## [What is expected]
List every line below containing "screenshot".

_ _ _ _ _ _ _

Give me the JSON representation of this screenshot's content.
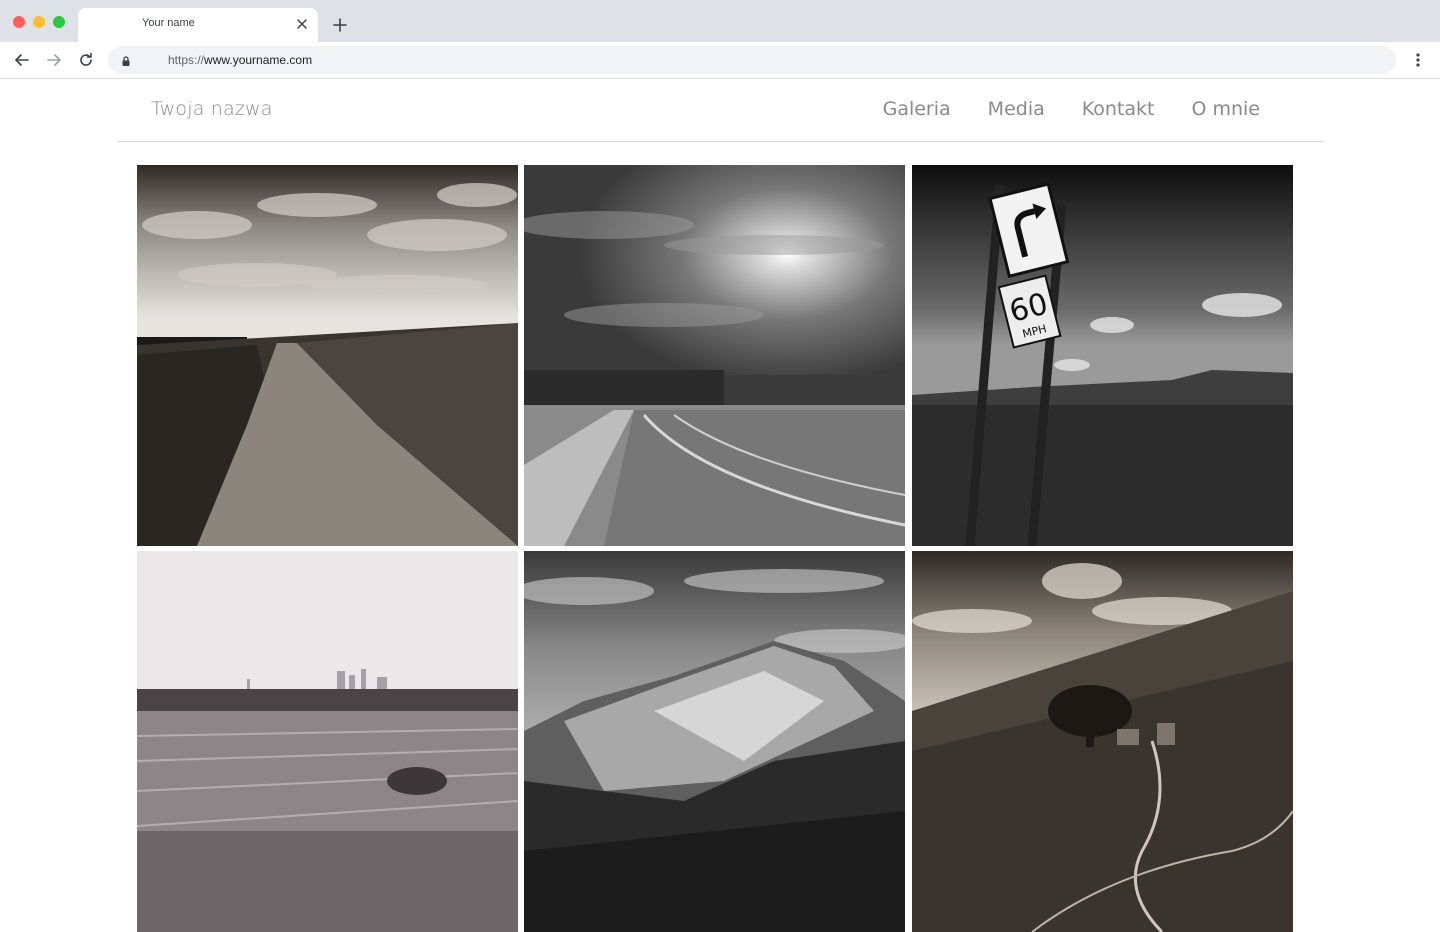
{
  "browser": {
    "tab_title": "Your name",
    "url_scheme": "https://",
    "url_host": "www.yourname.com",
    "icons": [
      "close-icon",
      "plus-icon",
      "arrow-left-icon",
      "arrow-right-icon",
      "reload-icon",
      "lock-icon",
      "kebab-menu-icon"
    ]
  },
  "site": {
    "brand": "Twoja nazwa",
    "nav": [
      "Galeria",
      "Media",
      "Kontakt",
      "O mnie"
    ]
  },
  "gallery": {
    "photos": [
      "dirt-path-under-cloudy-sky",
      "road-with-tree-line-and-sun",
      "road-sign-60-mph-desert",
      "plowed-field-with-skyline",
      "mountain-ridge-under-clouds",
      "tree-and-ruin-on-hillside"
    ],
    "sign_text": {
      "number": "60",
      "unit": "MPH"
    }
  },
  "colors": {
    "chrome_bg": "#dee1e6",
    "omnibox_bg": "#f1f3f4",
    "nav_text": "#8a8a8a",
    "divider": "#d9d9d9"
  }
}
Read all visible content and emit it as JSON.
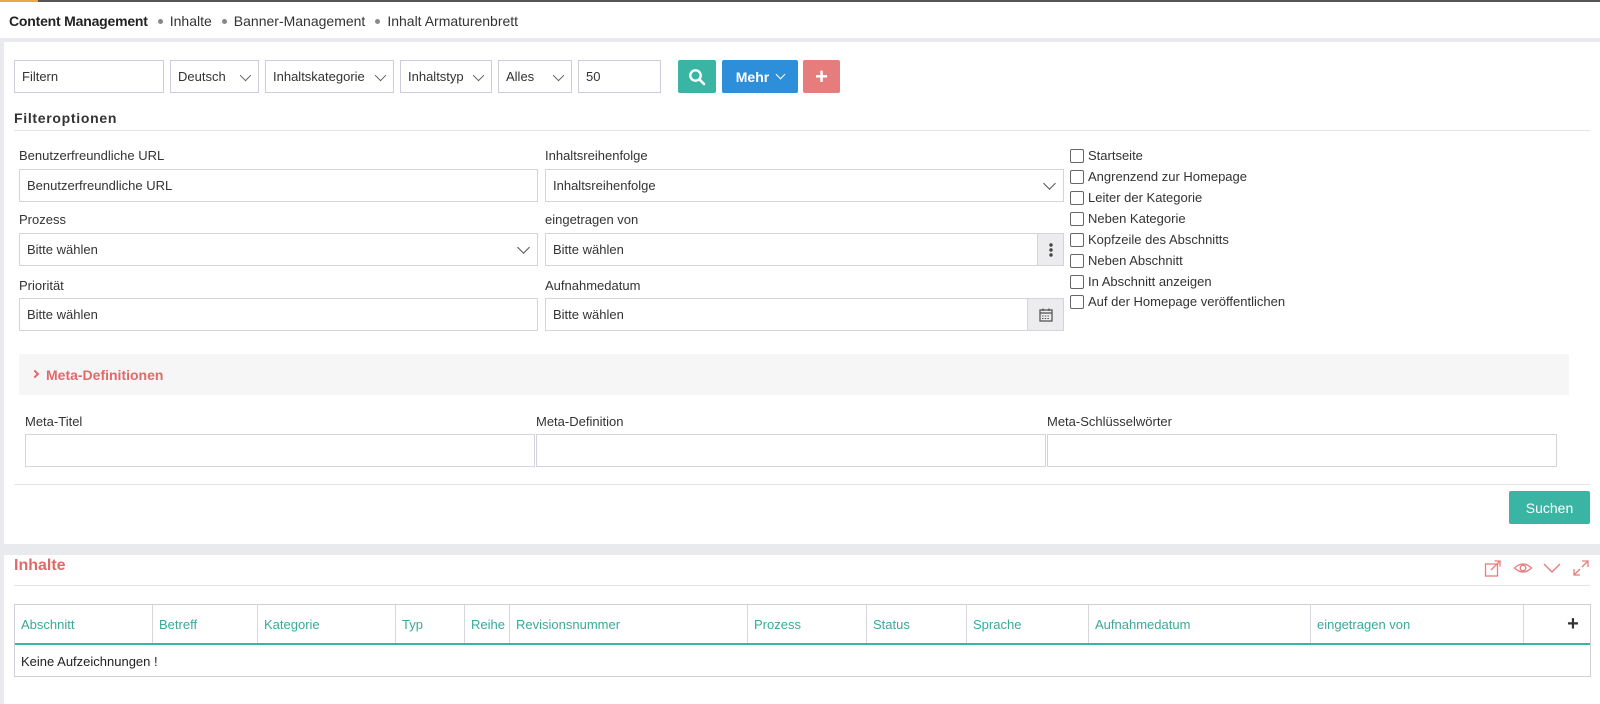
{
  "breadcrumb": {
    "root": "Content Management",
    "items": [
      "Inhalte",
      "Banner-Management",
      "Inhalt Armaturenbrett"
    ]
  },
  "toolbar": {
    "filter_placeholder": "Filtern",
    "language": "Deutsch",
    "category": "Inhaltskategorie",
    "type": "Inhaltstyp",
    "scope": "Alles",
    "page_size": "50",
    "more_label": "Mehr",
    "add_label": "+"
  },
  "filter_options": {
    "title": "Filteroptionen",
    "friendly_url": {
      "label": "Benutzerfreundliche URL",
      "placeholder": "Benutzerfreundliche URL"
    },
    "content_order": {
      "label": "Inhaltsreihenfolge",
      "value": "Inhaltsreihenfolge"
    },
    "process": {
      "label": "Prozess",
      "value": "Bitte wählen"
    },
    "entered_by": {
      "label": "eingetragen von",
      "value": "Bitte wählen"
    },
    "priority": {
      "label": "Priorität",
      "value": "Bitte wählen"
    },
    "record_date": {
      "label": "Aufnahmedatum",
      "value": "Bitte wählen"
    },
    "checkboxes": [
      "Startseite",
      "Angrenzend zur Homepage",
      "Leiter der Kategorie",
      "Neben Kategorie",
      "Kopfzeile des Abschnitts",
      "Neben Abschnitt",
      "In Abschnitt anzeigen",
      "Auf der Homepage veröffentlichen"
    ]
  },
  "meta": {
    "section_title": "Meta-Definitionen",
    "title_label": "Meta-Titel",
    "definition_label": "Meta-Definition",
    "keywords_label": "Meta-Schlüsselwörter"
  },
  "search_button": "Suchen",
  "contents": {
    "title": "Inhalte",
    "columns": [
      "Abschnitt",
      "Betreff",
      "Kategorie",
      "Typ",
      "Reihe",
      "Revisionsnummer",
      "Prozess",
      "Status",
      "Sprache",
      "Aufnahmedatum",
      "eingetragen von"
    ],
    "add_column": "+",
    "empty_text": "Keine Aufzeichnungen !"
  },
  "colors": {
    "teal": "#3bb5a3",
    "blue": "#2d8fd9",
    "red": "#e77c7c",
    "title_red": "#e06a6a"
  },
  "icons": [
    "search-icon",
    "add-icon",
    "chevron-down-icon",
    "more-vertical-icon",
    "calendar-icon",
    "export-icon",
    "eye-icon",
    "collapse-icon",
    "expand-icon"
  ]
}
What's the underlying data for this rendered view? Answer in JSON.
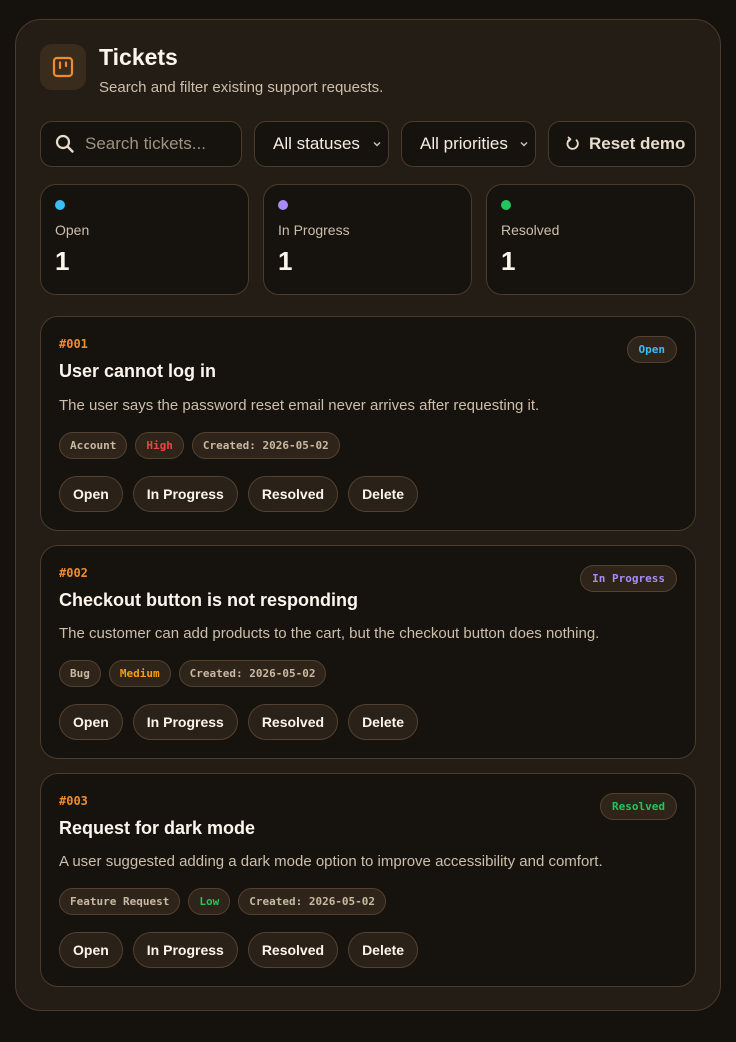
{
  "header": {
    "title": "Tickets",
    "subtitle": "Search and filter existing support requests.",
    "logo_icon": "kanban-board-icon"
  },
  "toolbar": {
    "search_placeholder": "Search tickets...",
    "status_filter": "All statuses",
    "priority_filter": "All priorities",
    "reset_label": "Reset demo"
  },
  "stats": [
    {
      "label": "Open",
      "count": "1",
      "color": "#38bdf8"
    },
    {
      "label": "In Progress",
      "count": "1",
      "color": "#a78bfa"
    },
    {
      "label": "Resolved",
      "count": "1",
      "color": "#22c55e"
    }
  ],
  "tickets": [
    {
      "id": "#001",
      "title": "User cannot log in",
      "description": "The user says the password reset email never arrives after requesting it.",
      "status": "Open",
      "status_color": "#38bdf8",
      "category": "Account",
      "priority": "High",
      "priority_color": "#ef4444",
      "created": "Created: 2026-05-02"
    },
    {
      "id": "#002",
      "title": "Checkout button is not responding",
      "description": "The customer can add products to the cart, but the checkout button does nothing.",
      "status": "In Progress",
      "status_color": "#a78bfa",
      "category": "Bug",
      "priority": "Medium",
      "priority_color": "#f59e0b",
      "created": "Created: 2026-05-02"
    },
    {
      "id": "#003",
      "title": "Request for dark mode",
      "description": "A user suggested adding a dark mode option to improve accessibility and comfort.",
      "status": "Resolved",
      "status_color": "#22c55e",
      "category": "Feature Request",
      "priority": "Low",
      "priority_color": "#22c55e",
      "created": "Created: 2026-05-02"
    }
  ],
  "ticket_actions": {
    "open": "Open",
    "in_progress": "In Progress",
    "resolved": "Resolved",
    "delete": "Delete"
  },
  "colors": {
    "accent": "#f08b2c",
    "page_background": "#15110d",
    "panel_background": "#241d16"
  }
}
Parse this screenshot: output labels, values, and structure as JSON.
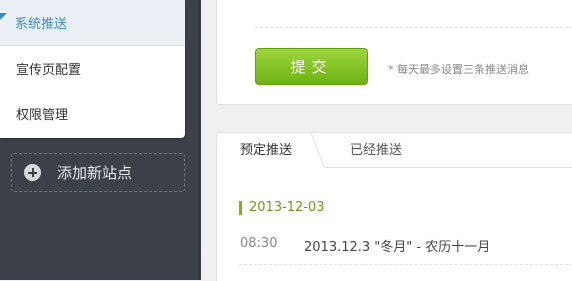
{
  "sidebar": {
    "menu": [
      {
        "label": "系统推送",
        "active": true
      },
      {
        "label": "宣传页配置",
        "active": false
      },
      {
        "label": "权限管理",
        "active": false
      }
    ],
    "add_site_label": "添加新站点",
    "accent_color": "#3a8ccd"
  },
  "form": {
    "submit_label": "提交",
    "hint": "* 每天最多设置三条推送消息",
    "button_color": "#7cbb1a"
  },
  "push_panel": {
    "tabs": [
      {
        "label": "预定推送",
        "active": true
      },
      {
        "label": "已经推送",
        "active": false
      }
    ],
    "date": "2013-12-03",
    "entries": [
      {
        "time": "08:30",
        "title": "2013.12.3 \"冬月\" - 农历十一月"
      }
    ]
  }
}
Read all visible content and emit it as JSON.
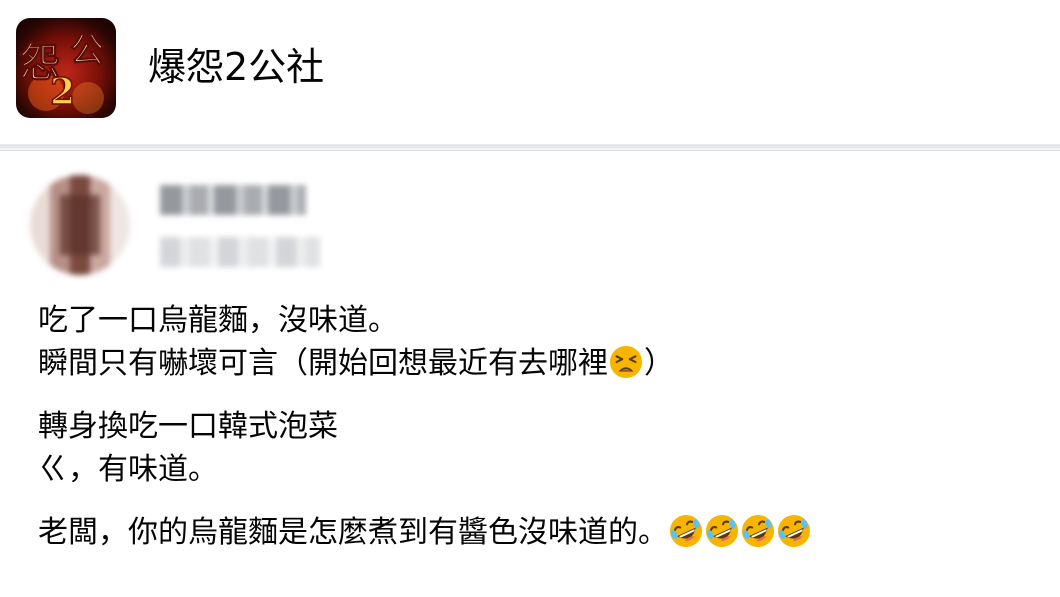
{
  "group": {
    "name": "爆怨2公社",
    "avatar_text": "怨2公"
  },
  "post": {
    "author_name": "",
    "lines": {
      "l1": "吃了一口烏龍麵，沒味道。",
      "l2_before": "瞬間只有嚇壞可言（開始回想最近有去哪裡",
      "l2_after": "）",
      "l3": "轉身換吃一口韓式泡菜",
      "l4": "ㄍ，有味道。",
      "l5": "老闆，你的烏龍麵是怎麼煮到有醬色沒味道的。"
    },
    "emojis": {
      "tired": "tired-face-emoji",
      "laughing": "rolling-on-floor-laughing-emoji",
      "laughing_count": 4
    }
  },
  "colors": {
    "text": "#050505",
    "background": "#f0f2f5",
    "card": "#ffffff",
    "emoji_yellow": "#f7b500"
  }
}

_ _ _ _ _ _ _

## [Answer to this problem]
Give me the JSON representation of this screenshot's content.
Parse this screenshot: output labels, values, and structure as JSON.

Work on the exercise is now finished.